[BEGIN]
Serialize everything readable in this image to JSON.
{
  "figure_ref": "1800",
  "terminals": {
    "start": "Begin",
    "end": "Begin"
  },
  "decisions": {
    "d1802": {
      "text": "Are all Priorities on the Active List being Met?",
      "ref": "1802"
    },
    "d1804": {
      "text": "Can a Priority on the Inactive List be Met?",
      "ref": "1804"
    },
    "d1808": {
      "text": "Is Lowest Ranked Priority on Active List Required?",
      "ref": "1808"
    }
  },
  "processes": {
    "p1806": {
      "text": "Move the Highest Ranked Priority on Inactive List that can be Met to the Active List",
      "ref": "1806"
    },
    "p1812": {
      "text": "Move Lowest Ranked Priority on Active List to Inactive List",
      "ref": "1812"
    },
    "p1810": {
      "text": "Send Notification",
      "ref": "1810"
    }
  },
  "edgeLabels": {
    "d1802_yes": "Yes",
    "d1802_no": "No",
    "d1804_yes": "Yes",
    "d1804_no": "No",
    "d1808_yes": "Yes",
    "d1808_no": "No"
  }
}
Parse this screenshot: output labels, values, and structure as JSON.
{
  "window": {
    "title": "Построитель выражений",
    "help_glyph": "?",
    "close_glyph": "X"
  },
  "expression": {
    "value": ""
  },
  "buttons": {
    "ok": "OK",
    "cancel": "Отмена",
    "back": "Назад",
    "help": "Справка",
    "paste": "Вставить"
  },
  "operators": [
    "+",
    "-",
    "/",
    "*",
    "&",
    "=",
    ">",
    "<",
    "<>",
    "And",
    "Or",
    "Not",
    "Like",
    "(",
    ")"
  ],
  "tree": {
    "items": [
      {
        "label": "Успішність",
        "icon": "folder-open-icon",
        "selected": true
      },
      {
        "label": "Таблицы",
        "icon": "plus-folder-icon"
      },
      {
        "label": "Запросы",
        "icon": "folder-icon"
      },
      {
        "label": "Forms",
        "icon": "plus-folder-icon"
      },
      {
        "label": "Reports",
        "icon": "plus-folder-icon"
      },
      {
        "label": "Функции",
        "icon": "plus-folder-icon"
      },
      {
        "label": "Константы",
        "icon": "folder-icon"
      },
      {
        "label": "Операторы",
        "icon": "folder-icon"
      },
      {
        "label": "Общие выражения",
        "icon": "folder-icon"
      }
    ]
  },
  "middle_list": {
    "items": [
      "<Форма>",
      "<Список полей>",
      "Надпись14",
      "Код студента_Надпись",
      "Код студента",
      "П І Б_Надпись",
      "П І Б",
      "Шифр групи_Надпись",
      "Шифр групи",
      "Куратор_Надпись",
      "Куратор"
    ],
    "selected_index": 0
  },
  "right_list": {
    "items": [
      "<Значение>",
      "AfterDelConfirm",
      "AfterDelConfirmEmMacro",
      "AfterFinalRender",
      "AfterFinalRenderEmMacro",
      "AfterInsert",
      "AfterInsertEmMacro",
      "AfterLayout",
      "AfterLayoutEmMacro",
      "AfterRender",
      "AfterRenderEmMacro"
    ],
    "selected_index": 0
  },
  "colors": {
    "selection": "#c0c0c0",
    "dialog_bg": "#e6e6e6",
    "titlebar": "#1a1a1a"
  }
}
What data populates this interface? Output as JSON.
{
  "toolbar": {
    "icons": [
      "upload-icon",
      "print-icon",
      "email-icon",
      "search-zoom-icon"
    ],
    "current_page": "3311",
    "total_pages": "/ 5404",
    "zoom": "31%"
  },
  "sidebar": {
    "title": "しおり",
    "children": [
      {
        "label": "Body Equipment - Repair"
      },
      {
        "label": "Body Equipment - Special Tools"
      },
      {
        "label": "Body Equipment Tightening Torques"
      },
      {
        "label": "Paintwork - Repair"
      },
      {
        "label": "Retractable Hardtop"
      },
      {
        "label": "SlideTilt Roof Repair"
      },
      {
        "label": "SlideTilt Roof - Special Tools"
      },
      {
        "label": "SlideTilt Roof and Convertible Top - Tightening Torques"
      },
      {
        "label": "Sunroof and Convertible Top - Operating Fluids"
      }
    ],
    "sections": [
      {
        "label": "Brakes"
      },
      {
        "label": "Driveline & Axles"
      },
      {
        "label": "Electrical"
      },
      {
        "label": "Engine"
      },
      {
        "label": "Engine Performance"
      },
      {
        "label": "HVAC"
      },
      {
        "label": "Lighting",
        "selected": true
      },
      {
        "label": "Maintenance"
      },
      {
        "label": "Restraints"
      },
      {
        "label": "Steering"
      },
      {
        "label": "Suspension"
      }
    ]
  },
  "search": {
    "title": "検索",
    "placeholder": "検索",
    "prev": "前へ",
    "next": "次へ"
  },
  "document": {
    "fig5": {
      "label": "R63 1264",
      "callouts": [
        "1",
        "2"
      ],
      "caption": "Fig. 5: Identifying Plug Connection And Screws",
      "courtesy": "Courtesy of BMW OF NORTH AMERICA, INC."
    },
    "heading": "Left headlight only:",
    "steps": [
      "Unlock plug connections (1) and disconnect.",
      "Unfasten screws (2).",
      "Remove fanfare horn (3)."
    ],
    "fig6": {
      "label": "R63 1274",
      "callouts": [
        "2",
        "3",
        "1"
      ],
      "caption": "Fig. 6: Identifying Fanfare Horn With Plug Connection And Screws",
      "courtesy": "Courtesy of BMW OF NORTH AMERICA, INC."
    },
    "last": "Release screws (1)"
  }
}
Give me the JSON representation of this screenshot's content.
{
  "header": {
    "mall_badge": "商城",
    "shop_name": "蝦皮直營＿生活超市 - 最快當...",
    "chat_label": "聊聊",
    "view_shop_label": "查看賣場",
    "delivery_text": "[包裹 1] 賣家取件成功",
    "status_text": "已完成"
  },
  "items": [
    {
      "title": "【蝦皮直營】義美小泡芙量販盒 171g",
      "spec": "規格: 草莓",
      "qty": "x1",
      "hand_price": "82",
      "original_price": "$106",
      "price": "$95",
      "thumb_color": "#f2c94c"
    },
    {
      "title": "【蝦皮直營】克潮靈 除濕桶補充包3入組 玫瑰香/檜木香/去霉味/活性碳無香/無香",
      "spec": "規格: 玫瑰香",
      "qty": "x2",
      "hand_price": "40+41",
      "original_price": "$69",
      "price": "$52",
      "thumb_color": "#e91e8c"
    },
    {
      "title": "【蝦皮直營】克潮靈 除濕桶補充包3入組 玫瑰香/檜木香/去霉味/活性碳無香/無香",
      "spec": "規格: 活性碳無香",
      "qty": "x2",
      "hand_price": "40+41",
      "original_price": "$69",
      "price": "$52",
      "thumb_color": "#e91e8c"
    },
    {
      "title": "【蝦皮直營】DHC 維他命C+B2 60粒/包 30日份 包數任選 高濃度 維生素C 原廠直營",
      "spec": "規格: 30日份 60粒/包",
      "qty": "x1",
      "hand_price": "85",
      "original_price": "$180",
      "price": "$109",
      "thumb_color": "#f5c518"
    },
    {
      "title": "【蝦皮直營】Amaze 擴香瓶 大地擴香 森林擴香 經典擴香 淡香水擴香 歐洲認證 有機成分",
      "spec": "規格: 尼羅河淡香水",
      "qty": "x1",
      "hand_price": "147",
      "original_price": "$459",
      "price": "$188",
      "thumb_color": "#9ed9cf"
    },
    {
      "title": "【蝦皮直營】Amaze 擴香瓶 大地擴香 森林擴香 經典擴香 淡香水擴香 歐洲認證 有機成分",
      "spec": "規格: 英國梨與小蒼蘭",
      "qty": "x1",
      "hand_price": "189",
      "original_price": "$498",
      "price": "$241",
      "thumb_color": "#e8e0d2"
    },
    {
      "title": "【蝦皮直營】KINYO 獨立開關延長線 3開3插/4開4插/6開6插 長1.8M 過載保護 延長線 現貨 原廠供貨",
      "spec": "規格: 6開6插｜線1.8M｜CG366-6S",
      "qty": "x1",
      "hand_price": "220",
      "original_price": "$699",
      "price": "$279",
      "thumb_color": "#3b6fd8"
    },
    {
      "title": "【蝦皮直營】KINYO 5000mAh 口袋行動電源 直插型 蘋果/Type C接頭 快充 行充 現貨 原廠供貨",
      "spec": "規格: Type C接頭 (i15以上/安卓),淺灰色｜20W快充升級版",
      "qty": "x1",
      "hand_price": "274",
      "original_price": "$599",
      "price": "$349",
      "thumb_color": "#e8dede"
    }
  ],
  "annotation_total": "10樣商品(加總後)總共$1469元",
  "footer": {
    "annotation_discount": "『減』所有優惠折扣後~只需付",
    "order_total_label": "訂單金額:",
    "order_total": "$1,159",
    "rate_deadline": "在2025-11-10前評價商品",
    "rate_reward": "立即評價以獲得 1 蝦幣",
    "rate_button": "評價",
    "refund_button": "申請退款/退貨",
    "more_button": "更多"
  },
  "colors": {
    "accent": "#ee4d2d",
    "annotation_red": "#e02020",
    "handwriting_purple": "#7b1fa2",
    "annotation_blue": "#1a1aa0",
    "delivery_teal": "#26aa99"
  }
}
[END]
YOUR TASK: Show every line above in which the word "Tools" occurs.

COMPLETED TASK:
        "label": "Body Equipment - Special Tools"
        "label": "SlideTilt Roof - Special Tools"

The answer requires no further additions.